◆ **STATED EXERCISE**:
From the entries below, copy every line holding the word "what".

◆ **DATASET RECORDS**:

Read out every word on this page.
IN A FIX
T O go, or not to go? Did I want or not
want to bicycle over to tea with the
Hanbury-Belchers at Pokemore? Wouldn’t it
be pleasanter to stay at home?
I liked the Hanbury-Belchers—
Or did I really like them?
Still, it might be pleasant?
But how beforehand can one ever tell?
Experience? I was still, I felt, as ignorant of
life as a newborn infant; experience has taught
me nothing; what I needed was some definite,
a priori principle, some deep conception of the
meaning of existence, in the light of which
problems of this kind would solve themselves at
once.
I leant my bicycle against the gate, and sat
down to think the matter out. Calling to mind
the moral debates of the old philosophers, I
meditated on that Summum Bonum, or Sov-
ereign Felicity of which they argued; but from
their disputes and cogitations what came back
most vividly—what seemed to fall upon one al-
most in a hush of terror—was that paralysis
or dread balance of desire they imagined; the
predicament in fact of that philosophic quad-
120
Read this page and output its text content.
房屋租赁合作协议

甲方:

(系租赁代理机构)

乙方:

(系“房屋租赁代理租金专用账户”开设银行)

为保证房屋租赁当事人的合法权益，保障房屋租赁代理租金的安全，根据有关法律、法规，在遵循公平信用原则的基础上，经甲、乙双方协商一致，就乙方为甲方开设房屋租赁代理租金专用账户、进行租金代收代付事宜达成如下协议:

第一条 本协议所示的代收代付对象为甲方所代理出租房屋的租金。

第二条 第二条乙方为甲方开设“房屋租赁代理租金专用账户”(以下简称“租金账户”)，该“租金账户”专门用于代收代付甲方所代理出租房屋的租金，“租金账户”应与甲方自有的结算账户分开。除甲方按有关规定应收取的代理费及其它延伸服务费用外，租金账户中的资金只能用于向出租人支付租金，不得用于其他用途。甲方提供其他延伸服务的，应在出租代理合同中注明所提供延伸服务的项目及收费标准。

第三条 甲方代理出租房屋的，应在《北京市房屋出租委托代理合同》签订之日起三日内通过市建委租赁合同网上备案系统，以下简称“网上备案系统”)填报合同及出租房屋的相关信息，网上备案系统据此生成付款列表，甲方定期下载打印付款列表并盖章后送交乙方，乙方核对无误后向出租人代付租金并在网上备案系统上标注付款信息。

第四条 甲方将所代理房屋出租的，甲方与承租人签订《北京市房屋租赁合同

◆ **ANSWER TO THIS TASK**:
me nothing; what I needed was some definite,
their disputes and cogitations what came back
most vividly—what seemed to fall upon one al-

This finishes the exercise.